Exercise instructions: Copy all lines of the listing that include the string "Hallstahammars".

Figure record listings
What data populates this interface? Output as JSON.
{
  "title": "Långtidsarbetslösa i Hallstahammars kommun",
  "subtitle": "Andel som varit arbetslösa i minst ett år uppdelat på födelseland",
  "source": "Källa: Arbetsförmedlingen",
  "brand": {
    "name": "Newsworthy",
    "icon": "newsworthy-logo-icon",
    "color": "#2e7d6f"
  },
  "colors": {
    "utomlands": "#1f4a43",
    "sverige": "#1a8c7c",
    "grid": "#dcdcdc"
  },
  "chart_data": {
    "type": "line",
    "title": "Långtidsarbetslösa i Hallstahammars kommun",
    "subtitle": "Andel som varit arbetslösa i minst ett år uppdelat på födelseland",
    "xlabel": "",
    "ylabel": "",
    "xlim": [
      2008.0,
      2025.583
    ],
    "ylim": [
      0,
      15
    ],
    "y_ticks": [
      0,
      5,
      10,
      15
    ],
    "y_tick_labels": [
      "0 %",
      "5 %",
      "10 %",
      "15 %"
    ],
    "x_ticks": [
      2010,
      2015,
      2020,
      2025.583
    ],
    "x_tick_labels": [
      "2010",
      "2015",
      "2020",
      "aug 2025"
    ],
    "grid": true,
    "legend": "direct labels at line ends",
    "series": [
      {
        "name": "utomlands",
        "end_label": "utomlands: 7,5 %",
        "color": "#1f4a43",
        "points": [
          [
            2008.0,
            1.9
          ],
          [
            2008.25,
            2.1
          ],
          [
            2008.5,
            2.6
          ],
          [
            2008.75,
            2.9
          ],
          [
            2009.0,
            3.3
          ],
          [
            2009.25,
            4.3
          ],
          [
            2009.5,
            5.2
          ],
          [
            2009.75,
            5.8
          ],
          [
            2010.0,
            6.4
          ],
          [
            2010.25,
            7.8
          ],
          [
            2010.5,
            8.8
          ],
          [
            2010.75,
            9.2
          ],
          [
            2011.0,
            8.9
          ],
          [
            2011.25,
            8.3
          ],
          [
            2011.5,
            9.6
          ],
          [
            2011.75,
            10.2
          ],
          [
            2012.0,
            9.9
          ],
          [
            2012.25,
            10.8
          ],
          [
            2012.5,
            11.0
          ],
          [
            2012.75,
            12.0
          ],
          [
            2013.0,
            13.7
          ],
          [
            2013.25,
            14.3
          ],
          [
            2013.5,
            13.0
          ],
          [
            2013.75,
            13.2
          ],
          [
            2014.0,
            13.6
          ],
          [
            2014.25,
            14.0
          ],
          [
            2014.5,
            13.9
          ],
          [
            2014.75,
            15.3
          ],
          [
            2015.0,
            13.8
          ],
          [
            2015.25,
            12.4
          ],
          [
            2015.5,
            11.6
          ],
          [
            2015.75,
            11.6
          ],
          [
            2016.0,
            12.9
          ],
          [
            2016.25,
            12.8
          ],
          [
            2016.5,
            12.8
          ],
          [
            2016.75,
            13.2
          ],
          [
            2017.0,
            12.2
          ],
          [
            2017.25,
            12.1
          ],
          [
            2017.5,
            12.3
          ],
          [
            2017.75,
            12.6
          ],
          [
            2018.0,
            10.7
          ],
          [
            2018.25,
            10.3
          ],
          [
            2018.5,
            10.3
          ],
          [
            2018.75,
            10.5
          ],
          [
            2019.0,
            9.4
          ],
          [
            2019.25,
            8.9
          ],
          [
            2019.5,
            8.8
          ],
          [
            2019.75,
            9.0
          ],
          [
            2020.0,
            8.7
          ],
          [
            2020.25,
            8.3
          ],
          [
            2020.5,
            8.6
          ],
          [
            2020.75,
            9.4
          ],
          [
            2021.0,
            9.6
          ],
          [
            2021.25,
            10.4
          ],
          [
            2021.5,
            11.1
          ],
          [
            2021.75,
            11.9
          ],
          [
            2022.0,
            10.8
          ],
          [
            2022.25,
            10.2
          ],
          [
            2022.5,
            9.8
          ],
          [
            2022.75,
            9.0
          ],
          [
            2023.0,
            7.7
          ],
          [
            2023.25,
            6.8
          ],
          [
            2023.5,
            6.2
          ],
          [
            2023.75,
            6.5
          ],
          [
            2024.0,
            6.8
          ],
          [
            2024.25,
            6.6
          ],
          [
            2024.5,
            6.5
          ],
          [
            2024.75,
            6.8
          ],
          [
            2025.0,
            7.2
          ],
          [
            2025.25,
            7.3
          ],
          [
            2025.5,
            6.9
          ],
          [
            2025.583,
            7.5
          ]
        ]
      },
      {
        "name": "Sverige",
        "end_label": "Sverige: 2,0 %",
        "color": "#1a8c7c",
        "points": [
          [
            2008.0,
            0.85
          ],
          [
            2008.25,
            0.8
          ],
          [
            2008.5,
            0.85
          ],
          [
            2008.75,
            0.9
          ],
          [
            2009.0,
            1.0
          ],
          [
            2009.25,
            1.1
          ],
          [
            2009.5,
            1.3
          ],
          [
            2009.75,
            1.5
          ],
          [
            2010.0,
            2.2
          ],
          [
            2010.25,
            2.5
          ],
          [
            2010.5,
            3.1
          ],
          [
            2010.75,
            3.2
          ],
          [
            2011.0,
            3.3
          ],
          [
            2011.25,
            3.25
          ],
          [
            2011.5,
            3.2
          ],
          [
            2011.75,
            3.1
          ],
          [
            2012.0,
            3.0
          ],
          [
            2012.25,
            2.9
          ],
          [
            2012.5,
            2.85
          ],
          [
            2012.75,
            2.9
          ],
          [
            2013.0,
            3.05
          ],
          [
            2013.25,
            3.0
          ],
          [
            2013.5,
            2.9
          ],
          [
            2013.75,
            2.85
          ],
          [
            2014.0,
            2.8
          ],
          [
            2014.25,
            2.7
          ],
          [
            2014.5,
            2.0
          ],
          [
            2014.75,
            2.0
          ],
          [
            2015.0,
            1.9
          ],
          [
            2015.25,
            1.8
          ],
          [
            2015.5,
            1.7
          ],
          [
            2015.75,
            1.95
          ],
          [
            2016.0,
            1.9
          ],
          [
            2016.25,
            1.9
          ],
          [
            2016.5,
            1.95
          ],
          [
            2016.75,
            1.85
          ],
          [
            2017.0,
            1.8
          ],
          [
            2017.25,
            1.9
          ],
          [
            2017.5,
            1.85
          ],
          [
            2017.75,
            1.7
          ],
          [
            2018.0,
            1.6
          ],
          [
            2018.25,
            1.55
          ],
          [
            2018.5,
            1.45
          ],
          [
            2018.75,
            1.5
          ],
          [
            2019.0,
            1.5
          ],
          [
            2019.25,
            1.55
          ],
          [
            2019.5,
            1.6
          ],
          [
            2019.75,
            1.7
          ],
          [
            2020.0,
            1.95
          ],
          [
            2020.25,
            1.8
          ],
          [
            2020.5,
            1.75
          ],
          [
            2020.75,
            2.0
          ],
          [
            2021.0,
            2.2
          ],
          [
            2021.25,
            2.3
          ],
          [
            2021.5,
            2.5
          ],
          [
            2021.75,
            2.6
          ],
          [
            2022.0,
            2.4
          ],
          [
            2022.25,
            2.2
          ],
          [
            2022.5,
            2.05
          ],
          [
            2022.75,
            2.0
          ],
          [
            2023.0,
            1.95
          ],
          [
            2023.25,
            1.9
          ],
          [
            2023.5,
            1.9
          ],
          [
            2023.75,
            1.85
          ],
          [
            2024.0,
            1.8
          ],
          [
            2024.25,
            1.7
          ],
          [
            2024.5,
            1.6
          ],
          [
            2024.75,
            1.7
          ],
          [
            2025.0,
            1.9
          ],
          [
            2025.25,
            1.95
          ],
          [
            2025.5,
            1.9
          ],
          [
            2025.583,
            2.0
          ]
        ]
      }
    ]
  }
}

Solution to the exercise:
  "title": "Långtidsarbetslösa i Hallstahammars kommun",
    "title": "Långtidsarbetslösa i Hallstahammars kommun",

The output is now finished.